_Problem statement_.
State the count of lines below in which the word "value" appears, and add nothing.

----------------------------------------

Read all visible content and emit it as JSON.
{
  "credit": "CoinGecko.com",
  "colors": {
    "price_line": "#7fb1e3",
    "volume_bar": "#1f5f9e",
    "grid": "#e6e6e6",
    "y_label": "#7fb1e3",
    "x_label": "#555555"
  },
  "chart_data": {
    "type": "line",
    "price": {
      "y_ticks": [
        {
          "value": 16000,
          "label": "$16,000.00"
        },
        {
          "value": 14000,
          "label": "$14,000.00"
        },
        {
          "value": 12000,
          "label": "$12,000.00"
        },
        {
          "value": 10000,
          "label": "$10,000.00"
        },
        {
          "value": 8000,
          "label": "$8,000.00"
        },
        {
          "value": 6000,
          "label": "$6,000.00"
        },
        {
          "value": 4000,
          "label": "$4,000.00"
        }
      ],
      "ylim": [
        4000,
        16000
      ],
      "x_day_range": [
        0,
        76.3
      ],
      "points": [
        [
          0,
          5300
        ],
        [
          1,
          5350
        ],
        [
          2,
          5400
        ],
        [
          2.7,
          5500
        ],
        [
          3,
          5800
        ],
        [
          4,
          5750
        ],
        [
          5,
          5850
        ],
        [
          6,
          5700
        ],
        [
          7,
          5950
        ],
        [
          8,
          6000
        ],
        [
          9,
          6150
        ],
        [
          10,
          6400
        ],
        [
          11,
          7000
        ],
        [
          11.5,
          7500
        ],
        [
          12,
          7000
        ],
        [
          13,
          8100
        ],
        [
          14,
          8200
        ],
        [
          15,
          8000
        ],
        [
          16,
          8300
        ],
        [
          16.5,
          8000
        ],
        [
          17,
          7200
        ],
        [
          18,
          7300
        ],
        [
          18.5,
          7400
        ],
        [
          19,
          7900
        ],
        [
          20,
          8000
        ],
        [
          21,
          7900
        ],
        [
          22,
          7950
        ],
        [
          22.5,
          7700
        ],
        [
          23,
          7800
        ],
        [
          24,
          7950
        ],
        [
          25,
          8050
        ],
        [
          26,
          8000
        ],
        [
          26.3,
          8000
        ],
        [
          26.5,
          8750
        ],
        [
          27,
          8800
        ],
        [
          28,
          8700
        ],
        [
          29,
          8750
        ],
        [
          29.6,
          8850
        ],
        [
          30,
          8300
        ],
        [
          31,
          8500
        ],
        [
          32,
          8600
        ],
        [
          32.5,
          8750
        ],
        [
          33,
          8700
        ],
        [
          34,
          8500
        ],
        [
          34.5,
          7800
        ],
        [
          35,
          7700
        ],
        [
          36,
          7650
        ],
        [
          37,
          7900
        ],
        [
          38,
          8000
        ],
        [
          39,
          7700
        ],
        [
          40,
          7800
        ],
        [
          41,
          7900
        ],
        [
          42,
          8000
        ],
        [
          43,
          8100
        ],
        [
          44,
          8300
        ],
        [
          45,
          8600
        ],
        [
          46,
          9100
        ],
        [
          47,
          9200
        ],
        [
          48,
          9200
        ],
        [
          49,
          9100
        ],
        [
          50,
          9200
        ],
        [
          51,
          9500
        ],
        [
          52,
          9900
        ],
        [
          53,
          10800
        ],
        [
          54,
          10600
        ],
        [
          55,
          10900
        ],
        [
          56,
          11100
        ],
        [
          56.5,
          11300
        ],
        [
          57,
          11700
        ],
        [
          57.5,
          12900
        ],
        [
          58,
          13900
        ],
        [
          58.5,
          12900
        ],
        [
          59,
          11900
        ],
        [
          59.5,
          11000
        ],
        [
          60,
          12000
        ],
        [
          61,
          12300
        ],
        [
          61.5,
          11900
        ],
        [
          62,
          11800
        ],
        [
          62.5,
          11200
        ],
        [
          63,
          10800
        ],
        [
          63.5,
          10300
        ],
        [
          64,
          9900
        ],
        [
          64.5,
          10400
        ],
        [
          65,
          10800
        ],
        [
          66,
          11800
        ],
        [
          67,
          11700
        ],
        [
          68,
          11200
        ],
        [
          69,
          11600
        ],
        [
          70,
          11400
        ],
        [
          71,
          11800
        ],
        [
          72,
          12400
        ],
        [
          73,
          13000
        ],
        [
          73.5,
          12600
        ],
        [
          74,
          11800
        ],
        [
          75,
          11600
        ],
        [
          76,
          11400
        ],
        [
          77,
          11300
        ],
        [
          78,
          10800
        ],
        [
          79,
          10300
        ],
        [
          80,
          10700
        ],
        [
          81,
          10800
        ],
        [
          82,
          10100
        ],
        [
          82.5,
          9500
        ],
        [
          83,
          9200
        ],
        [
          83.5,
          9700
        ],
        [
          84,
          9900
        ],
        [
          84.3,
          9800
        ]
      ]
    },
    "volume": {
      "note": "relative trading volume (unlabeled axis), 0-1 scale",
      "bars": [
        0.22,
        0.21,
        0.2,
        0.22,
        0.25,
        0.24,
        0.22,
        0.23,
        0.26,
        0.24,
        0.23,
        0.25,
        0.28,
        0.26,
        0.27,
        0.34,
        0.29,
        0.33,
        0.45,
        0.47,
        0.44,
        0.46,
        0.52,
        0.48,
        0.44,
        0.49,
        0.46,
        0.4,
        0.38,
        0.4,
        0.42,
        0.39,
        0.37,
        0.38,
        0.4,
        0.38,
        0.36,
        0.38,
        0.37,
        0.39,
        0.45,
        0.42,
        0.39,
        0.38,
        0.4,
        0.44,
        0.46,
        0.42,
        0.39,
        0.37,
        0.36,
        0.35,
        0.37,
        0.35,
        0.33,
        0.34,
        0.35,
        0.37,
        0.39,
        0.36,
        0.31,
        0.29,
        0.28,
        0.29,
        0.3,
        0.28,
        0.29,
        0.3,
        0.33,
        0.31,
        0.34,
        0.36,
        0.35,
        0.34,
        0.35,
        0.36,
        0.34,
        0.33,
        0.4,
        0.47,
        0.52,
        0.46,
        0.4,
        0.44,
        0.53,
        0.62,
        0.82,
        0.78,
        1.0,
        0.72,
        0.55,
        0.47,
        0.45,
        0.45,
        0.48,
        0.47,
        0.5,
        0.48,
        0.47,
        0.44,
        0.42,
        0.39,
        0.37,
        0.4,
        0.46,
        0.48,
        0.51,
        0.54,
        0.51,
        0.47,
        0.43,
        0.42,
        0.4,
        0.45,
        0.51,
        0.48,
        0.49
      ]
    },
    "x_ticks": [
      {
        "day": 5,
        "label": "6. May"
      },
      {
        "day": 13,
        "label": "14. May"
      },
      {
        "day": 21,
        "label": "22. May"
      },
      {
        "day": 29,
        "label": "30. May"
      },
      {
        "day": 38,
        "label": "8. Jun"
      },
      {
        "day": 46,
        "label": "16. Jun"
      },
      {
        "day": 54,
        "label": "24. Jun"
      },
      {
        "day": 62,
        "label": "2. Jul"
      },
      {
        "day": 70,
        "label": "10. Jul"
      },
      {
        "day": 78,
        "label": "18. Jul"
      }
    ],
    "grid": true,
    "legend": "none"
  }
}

----------------------------------------

_Worked answer_.
7